Instructions for the task: Omit the images, then print each record below exactly as it reads.

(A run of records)
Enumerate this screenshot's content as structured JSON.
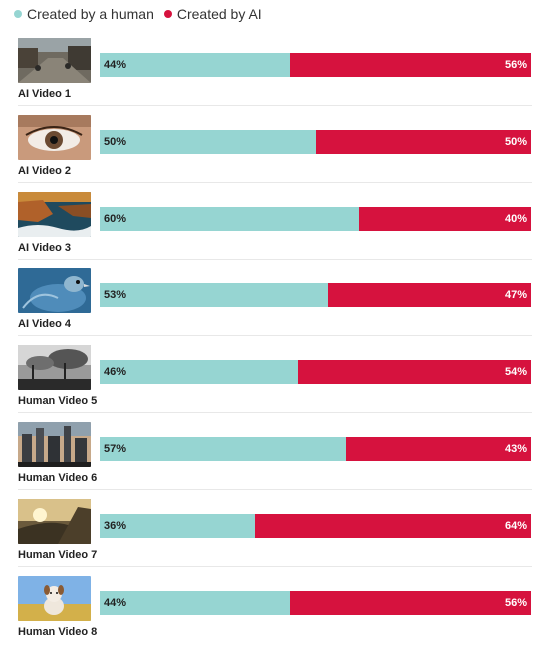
{
  "legend": {
    "human_label": "Created by a human",
    "ai_label": "Created by AI"
  },
  "colors": {
    "human": "#96d5d2",
    "ai": "#d6123e"
  },
  "chart_data": {
    "type": "bar",
    "orientation": "horizontal-stacked-100",
    "categories": [
      "AI Video 1",
      "AI Video 2",
      "AI Video 3",
      "AI Video 4",
      "Human Video 5",
      "Human Video 6",
      "Human Video 7",
      "Human Video 8"
    ],
    "series": [
      {
        "name": "Created by a human",
        "values": [
          44,
          50,
          60,
          53,
          46,
          57,
          36,
          44
        ]
      },
      {
        "name": "Created by AI",
        "values": [
          56,
          50,
          40,
          47,
          54,
          43,
          64,
          56
        ]
      }
    ],
    "value_labels_human": [
      "44%",
      "50%",
      "60%",
      "53%",
      "46%",
      "57%",
      "36%",
      "44%"
    ],
    "value_labels_ai": [
      "56%",
      "50%",
      "40%",
      "47%",
      "54%",
      "43%",
      "64%",
      "56%"
    ],
    "xlim": [
      0,
      100
    ],
    "legend_position": "top-left",
    "grid": false
  },
  "thumbnails": [
    "street-scene",
    "eye-closeup",
    "coastal-cliffs",
    "peacock-bird",
    "smoky-landscape",
    "city-skyline",
    "sunset-hill",
    "dog-in-field"
  ]
}
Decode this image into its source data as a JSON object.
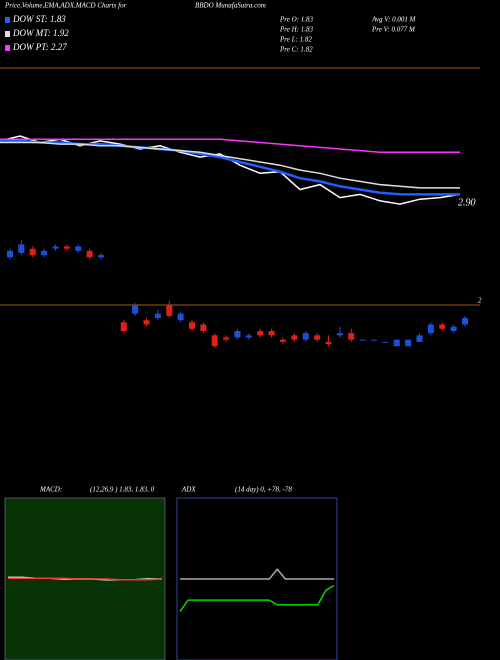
{
  "chart_data": [
    {
      "type": "line",
      "title": "Price,Volume,EMA,ADX,MACD Charts for",
      "subtitle": "BBDO MunafaSutra.com",
      "info": [
        "Pre  O: 1.83",
        "Pre  H: 1.83",
        "Pre  L: 1.82",
        "Pre  C: 1.82",
        "Avg  V: 0.001 M",
        "Pre  V: 0.077 M"
      ],
      "price_label": "2.90",
      "ylim": [
        1.5,
        2.5
      ],
      "series": [
        {
          "color": "#ffffff",
          "values": [
            2.05,
            2.08,
            2.04,
            2.06,
            2.02,
            2.05,
            2.03,
            2.0,
            2.02,
            1.98,
            1.95,
            1.97,
            1.9,
            1.85,
            1.86,
            1.75,
            1.78,
            1.7,
            1.72,
            1.68,
            1.66,
            1.69,
            1.7,
            1.72
          ]
        },
        {
          "name": "DOW ST: 1.83",
          "color": "#1f5fff",
          "values": [
            2.05,
            2.05,
            2.04,
            2.04,
            2.03,
            2.03,
            2.02,
            2.01,
            2.0,
            1.99,
            1.97,
            1.95,
            1.92,
            1.89,
            1.86,
            1.82,
            1.8,
            1.77,
            1.75,
            1.73,
            1.72,
            1.72,
            1.72,
            1.72
          ]
        },
        {
          "name": "DOW MT: 1.92",
          "color": "#dddddd",
          "values": [
            2.04,
            2.04,
            2.04,
            2.03,
            2.03,
            2.02,
            2.02,
            2.01,
            2.0,
            1.99,
            1.98,
            1.96,
            1.94,
            1.92,
            1.9,
            1.87,
            1.85,
            1.82,
            1.8,
            1.78,
            1.77,
            1.76,
            1.76,
            1.76
          ]
        },
        {
          "name": "DOW PT: 2.27",
          "color": "#ff33ff",
          "values": [
            2.06,
            2.06,
            2.06,
            2.06,
            2.06,
            2.06,
            2.06,
            2.06,
            2.06,
            2.06,
            2.06,
            2.06,
            2.05,
            2.04,
            2.03,
            2.02,
            2.01,
            2.0,
            1.99,
            1.98,
            1.98,
            1.98,
            1.98,
            1.98
          ]
        }
      ]
    },
    {
      "type": "candlestick",
      "ylim": [
        1.7,
        2.3
      ],
      "yticks": [
        2
      ],
      "up_color": "#1e4fd8",
      "down_color": "#e0201b",
      "open": [
        2.22,
        2.24,
        2.26,
        2.23,
        2.26,
        2.27,
        2.25,
        2.25,
        2.22,
        null,
        1.92,
        1.96,
        1.93,
        1.94,
        2.0,
        1.93,
        1.92,
        1.91,
        1.86,
        1.85,
        1.85,
        1.85,
        1.88,
        1.88,
        1.84,
        1.86,
        1.84,
        1.86,
        1.83,
        1.86,
        1.87,
        1.84,
        1.84,
        1.83,
        1.81,
        1.81,
        1.83,
        1.87,
        1.91,
        1.88,
        1.91
      ],
      "high": [
        2.26,
        2.3,
        2.27,
        2.26,
        2.28,
        2.28,
        2.28,
        2.26,
        2.24,
        null,
        1.93,
        2.01,
        1.94,
        1.98,
        2.02,
        1.97,
        1.93,
        1.92,
        1.87,
        1.86,
        1.89,
        1.87,
        1.89,
        1.89,
        1.85,
        1.87,
        1.88,
        1.87,
        1.86,
        1.9,
        1.89,
        1.84,
        1.84,
        1.83,
        1.84,
        1.84,
        1.87,
        1.92,
        1.92,
        1.91,
        1.95
      ],
      "low": [
        2.21,
        2.23,
        2.22,
        2.22,
        2.25,
        2.25,
        2.24,
        2.21,
        2.21,
        null,
        1.87,
        1.95,
        1.9,
        1.93,
        1.94,
        1.92,
        1.88,
        1.87,
        1.8,
        1.83,
        1.84,
        1.84,
        1.85,
        1.85,
        1.82,
        1.83,
        1.83,
        1.83,
        1.81,
        1.85,
        1.83,
        1.84,
        1.84,
        1.83,
        1.81,
        1.81,
        1.83,
        1.86,
        1.88,
        1.87,
        1.9
      ],
      "close": [
        2.25,
        2.28,
        2.23,
        2.25,
        2.27,
        2.26,
        2.27,
        2.22,
        2.23,
        null,
        1.88,
        2.0,
        1.91,
        1.96,
        1.95,
        1.96,
        1.89,
        1.88,
        1.81,
        1.84,
        1.88,
        1.86,
        1.86,
        1.86,
        1.83,
        1.84,
        1.87,
        1.84,
        1.82,
        1.87,
        1.84,
        1.84,
        1.84,
        1.83,
        1.84,
        1.84,
        1.86,
        1.91,
        1.89,
        1.9,
        1.94
      ]
    },
    {
      "type": "line",
      "title": "MACD:",
      "subtitle": "(12,26,9 ) 1.83, 1.83, 0",
      "ylim": [
        -1,
        1
      ],
      "series": [
        {
          "color": "#ffffff",
          "values": [
            0.02,
            0.02,
            0.01,
            0.01,
            0,
            0,
            0,
            -0.01,
            -0.01,
            -0.01,
            0,
            0
          ]
        },
        {
          "color": "#ff3333",
          "values": [
            0.01,
            0.01,
            0.01,
            0.01,
            0.01,
            0,
            0,
            0,
            -0.01,
            -0.01,
            -0.01,
            0
          ]
        }
      ]
    },
    {
      "type": "line",
      "title": "ADX",
      "subtitle": "(14 day) 0, +78, -78",
      "ylim": [
        0,
        100
      ],
      "series": [
        {
          "color": "#aaaaaa",
          "values": [
            50,
            50,
            50,
            50,
            50,
            50,
            50,
            50,
            50,
            50,
            50,
            50,
            56,
            50,
            50,
            50,
            50,
            50,
            50,
            50
          ]
        },
        {
          "color": "#00dd00",
          "values": [
            30,
            37,
            37,
            37,
            37,
            37,
            37,
            37,
            37,
            37,
            37,
            37,
            34,
            34,
            34,
            34,
            34,
            34,
            43,
            46
          ]
        }
      ]
    }
  ]
}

Result of the task:
Enumerate this screenshot's content as structured JSON.
{
  "legend": {
    "human_label": "Created by a human",
    "ai_label": "Created by AI"
  },
  "colors": {
    "human": "#96d5d2",
    "ai": "#d6123e"
  },
  "chart_data": {
    "type": "bar",
    "orientation": "horizontal-stacked-100",
    "categories": [
      "AI Video 1",
      "AI Video 2",
      "AI Video 3",
      "AI Video 4",
      "Human Video 5",
      "Human Video 6",
      "Human Video 7",
      "Human Video 8"
    ],
    "series": [
      {
        "name": "Created by a human",
        "values": [
          44,
          50,
          60,
          53,
          46,
          57,
          36,
          44
        ]
      },
      {
        "name": "Created by AI",
        "values": [
          56,
          50,
          40,
          47,
          54,
          43,
          64,
          56
        ]
      }
    ],
    "value_labels_human": [
      "44%",
      "50%",
      "60%",
      "53%",
      "46%",
      "57%",
      "36%",
      "44%"
    ],
    "value_labels_ai": [
      "56%",
      "50%",
      "40%",
      "47%",
      "54%",
      "43%",
      "64%",
      "56%"
    ],
    "xlim": [
      0,
      100
    ],
    "legend_position": "top-left",
    "grid": false
  },
  "thumbnails": [
    "street-scene",
    "eye-closeup",
    "coastal-cliffs",
    "peacock-bird",
    "smoky-landscape",
    "city-skyline",
    "sunset-hill",
    "dog-in-field"
  ]
}
Decode this image into its source data as a JSON object.
{
  "chart_data": [
    {
      "type": "line",
      "title": "Price,Volume,EMA,ADX,MACD Charts for",
      "subtitle": "BBDO MunafaSutra.com",
      "info": [
        "Pre  O: 1.83",
        "Pre  H: 1.83",
        "Pre  L: 1.82",
        "Pre  C: 1.82",
        "Avg  V: 0.001 M",
        "Pre  V: 0.077 M"
      ],
      "price_label": "2.90",
      "ylim": [
        1.5,
        2.5
      ],
      "series": [
        {
          "color": "#ffffff",
          "values": [
            2.05,
            2.08,
            2.04,
            2.06,
            2.02,
            2.05,
            2.03,
            2.0,
            2.02,
            1.98,
            1.95,
            1.97,
            1.9,
            1.85,
            1.86,
            1.75,
            1.78,
            1.7,
            1.72,
            1.68,
            1.66,
            1.69,
            1.7,
            1.72
          ]
        },
        {
          "name": "DOW ST: 1.83",
          "color": "#1f5fff",
          "values": [
            2.05,
            2.05,
            2.04,
            2.04,
            2.03,
            2.03,
            2.02,
            2.01,
            2.0,
            1.99,
            1.97,
            1.95,
            1.92,
            1.89,
            1.86,
            1.82,
            1.8,
            1.77,
            1.75,
            1.73,
            1.72,
            1.72,
            1.72,
            1.72
          ]
        },
        {
          "name": "DOW MT: 1.92",
          "color": "#dddddd",
          "values": [
            2.04,
            2.04,
            2.04,
            2.03,
            2.03,
            2.02,
            2.02,
            2.01,
            2.0,
            1.99,
            1.98,
            1.96,
            1.94,
            1.92,
            1.9,
            1.87,
            1.85,
            1.82,
            1.8,
            1.78,
            1.77,
            1.76,
            1.76,
            1.76
          ]
        },
        {
          "name": "DOW PT: 2.27",
          "color": "#ff33ff",
          "values": [
            2.06,
            2.06,
            2.06,
            2.06,
            2.06,
            2.06,
            2.06,
            2.06,
            2.06,
            2.06,
            2.06,
            2.06,
            2.05,
            2.04,
            2.03,
            2.02,
            2.01,
            2.0,
            1.99,
            1.98,
            1.98,
            1.98,
            1.98,
            1.98
          ]
        }
      ]
    },
    {
      "type": "candlestick",
      "ylim": [
        1.7,
        2.3
      ],
      "yticks": [
        2
      ],
      "up_color": "#1e4fd8",
      "down_color": "#e0201b",
      "open": [
        2.22,
        2.24,
        2.26,
        2.23,
        2.26,
        2.27,
        2.25,
        2.25,
        2.22,
        null,
        1.92,
        1.96,
        1.93,
        1.94,
        2.0,
        1.93,
        1.92,
        1.91,
        1.86,
        1.85,
        1.85,
        1.85,
        1.88,
        1.88,
        1.84,
        1.86,
        1.84,
        1.86,
        1.83,
        1.86,
        1.87,
        1.84,
        1.84,
        1.83,
        1.81,
        1.81,
        1.83,
        1.87,
        1.91,
        1.88,
        1.91
      ],
      "high": [
        2.26,
        2.3,
        2.27,
        2.26,
        2.28,
        2.28,
        2.28,
        2.26,
        2.24,
        null,
        1.93,
        2.01,
        1.94,
        1.98,
        2.02,
        1.97,
        1.93,
        1.92,
        1.87,
        1.86,
        1.89,
        1.87,
        1.89,
        1.89,
        1.85,
        1.87,
        1.88,
        1.87,
        1.86,
        1.9,
        1.89,
        1.84,
        1.84,
        1.83,
        1.84,
        1.84,
        1.87,
        1.92,
        1.92,
        1.91,
        1.95
      ],
      "low": [
        2.21,
        2.23,
        2.22,
        2.22,
        2.25,
        2.25,
        2.24,
        2.21,
        2.21,
        null,
        1.87,
        1.95,
        1.9,
        1.93,
        1.94,
        1.92,
        1.88,
        1.87,
        1.8,
        1.83,
        1.84,
        1.84,
        1.85,
        1.85,
        1.82,
        1.83,
        1.83,
        1.83,
        1.81,
        1.85,
        1.83,
        1.84,
        1.84,
        1.83,
        1.81,
        1.81,
        1.83,
        1.86,
        1.88,
        1.87,
        1.9
      ],
      "close": [
        2.25,
        2.28,
        2.23,
        2.25,
        2.27,
        2.26,
        2.27,
        2.22,
        2.23,
        null,
        1.88,
        2.0,
        1.91,
        1.96,
        1.95,
        1.96,
        1.89,
        1.88,
        1.81,
        1.84,
        1.88,
        1.86,
        1.86,
        1.86,
        1.83,
        1.84,
        1.87,
        1.84,
        1.82,
        1.87,
        1.84,
        1.84,
        1.84,
        1.83,
        1.84,
        1.84,
        1.86,
        1.91,
        1.89,
        1.9,
        1.94
      ]
    },
    {
      "type": "line",
      "title": "MACD:",
      "subtitle": "(12,26,9 ) 1.83, 1.83, 0",
      "ylim": [
        -1,
        1
      ],
      "series": [
        {
          "color": "#ffffff",
          "values": [
            0.02,
            0.02,
            0.01,
            0.01,
            0,
            0,
            0,
            -0.01,
            -0.01,
            -0.01,
            0,
            0
          ]
        },
        {
          "color": "#ff3333",
          "values": [
            0.01,
            0.01,
            0.01,
            0.01,
            0.01,
            0,
            0,
            0,
            -0.01,
            -0.01,
            -0.01,
            0
          ]
        }
      ]
    },
    {
      "type": "line",
      "title": "ADX",
      "subtitle": "(14 day) 0, +78, -78",
      "ylim": [
        0,
        100
      ],
      "series": [
        {
          "color": "#aaaaaa",
          "values": [
            50,
            50,
            50,
            50,
            50,
            50,
            50,
            50,
            50,
            50,
            50,
            50,
            56,
            50,
            50,
            50,
            50,
            50,
            50,
            50
          ]
        },
        {
          "color": "#00dd00",
          "values": [
            30,
            37,
            37,
            37,
            37,
            37,
            37,
            37,
            37,
            37,
            37,
            37,
            34,
            34,
            34,
            34,
            34,
            34,
            43,
            46
          ]
        }
      ]
    }
  ]
}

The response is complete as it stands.